■ Exercise details:
Locate all lines in the data below that hold "rzędowe" and show them.

■ Given data:
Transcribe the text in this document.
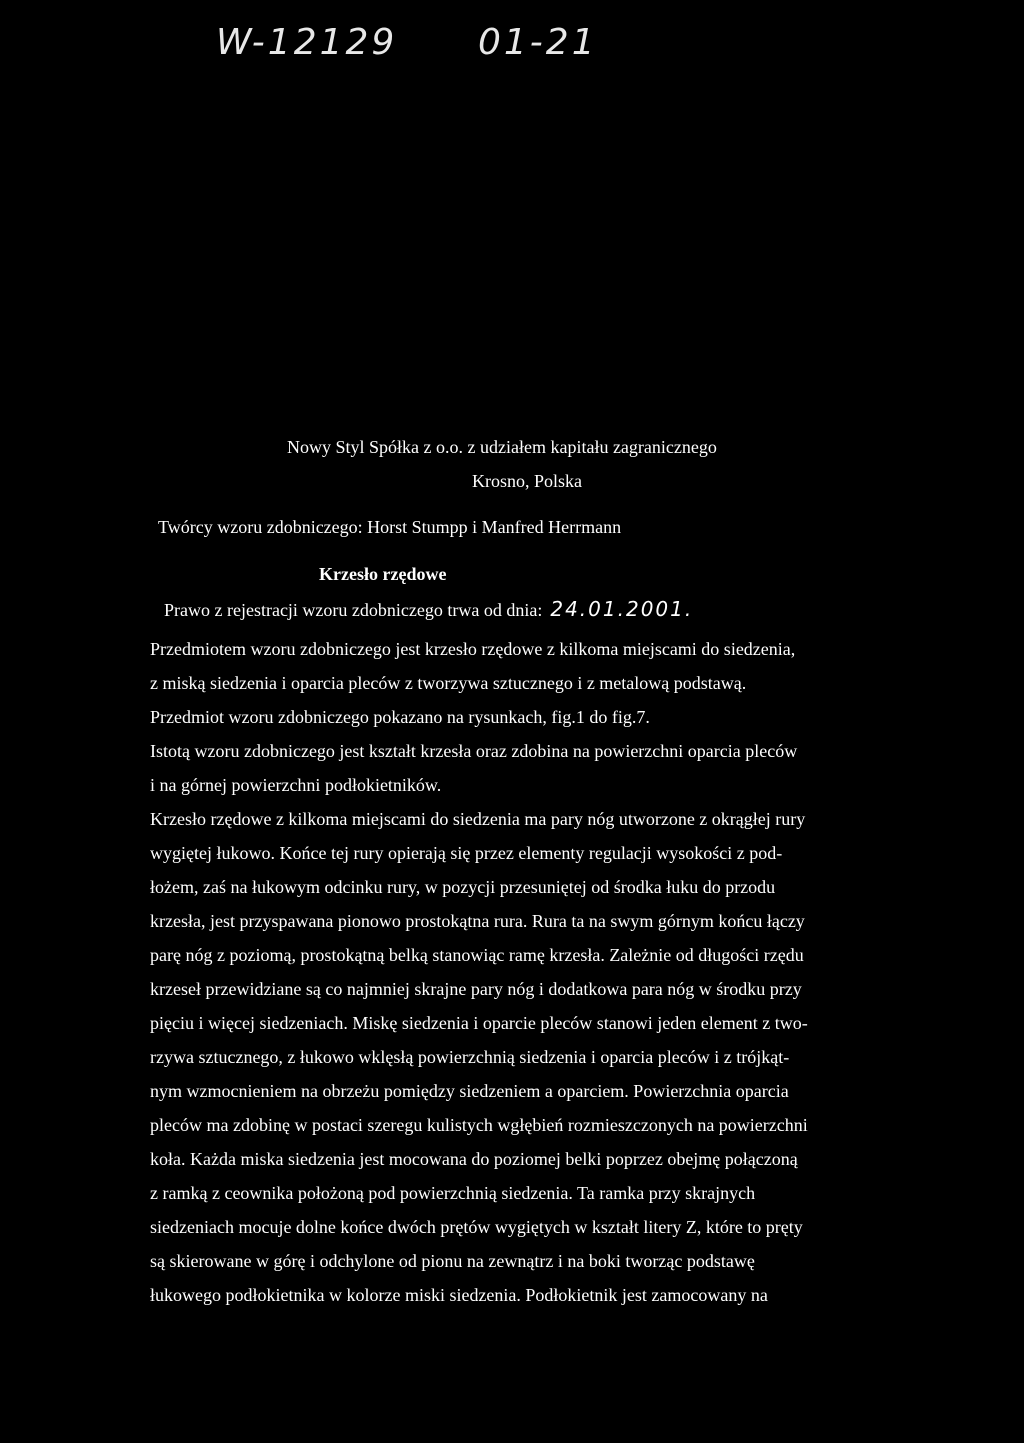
W-12129 01-21
Nowy Styl Spółka z o.o. z udziałem kapitału zagranicznego
Krosno, Polska
Twórcy wzoru zdobniczego: Horst Stumpp i Manfred Herrmann
Krzesło rzędowe
Prawo z rejestracji wzoru zdobniczego trwa od dnia: 24.01.2001.
Przedmiotem wzoru zdobniczego jest krzesło rzędowe z kilkoma miejscami do siedzenia,
z miską siedzenia i oparcia pleców z tworzywa sztucznego i z metalową podstawą.
Przedmiot wzoru zdobniczego pokazano na rysunkach, fig.1 do fig.7.
Istotą wzoru zdobniczego jest kształt krzesła oraz zdobina na powierzchni oparcia pleców
i na górnej powierzchni podłokietników.
Krzesło rzędowe z kilkoma miejscami do siedzenia ma pary nóg utworzone z okrągłej rury
wygiętej łukowo. Końce tej rury opierają się przez elementy regulacji wysokości z pod-
łożem, zaś na łukowym odcinku rury, w pozycji przesuniętej od środka łuku do przodu
krzesła, jest przyspawana pionowo prostokątna rura. Rura ta na swym górnym końcu łączy
parę nóg z poziomą, prostokątną belką stanowiąc ramę krzesła. Zależnie od długości rzędu
krzeseł przewidziane są co najmniej skrajne pary nóg i dodatkowa para nóg w środku przy
pięciu i więcej siedzeniach. Miskę siedzenia i oparcie pleców stanowi jeden element z two-
rzywa sztucznego, z łukowo wklęsłą powierzchnią siedzenia i oparcia pleców i z trójkąt-
nym wzmocnieniem na obrzeżu pomiędzy siedzeniem a oparciem. Powierzchnia oparcia
pleców ma zdobinę w postaci szeregu kulistych wgłębień rozmieszczonych na powierzchni
koła. Każda miska siedzenia jest mocowana do poziomej belki poprzez obejmę połączoną
z ramką z ceownika położoną pod powierzchnią siedzenia. Ta ramka przy skrajnych
siedzeniach mocuje dolne końce dwóch prętów wygiętych w kształt litery Z, które to pręty
są skierowane w górę i odchylone od pionu na zewnątrz i na boki tworząc podstawę
łukowego podłokietnika w kolorze miski siedzenia. Podłokietnik jest zamocowany na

■ Solution:
Krzesło rzędowe
Przedmiotem wzoru zdobniczego jest krzesło rzędowe z kilkoma miejscami do siedzenia,
Krzesło rzędowe z kilkoma miejscami do siedzenia ma pary nóg utworzone z okrągłej rury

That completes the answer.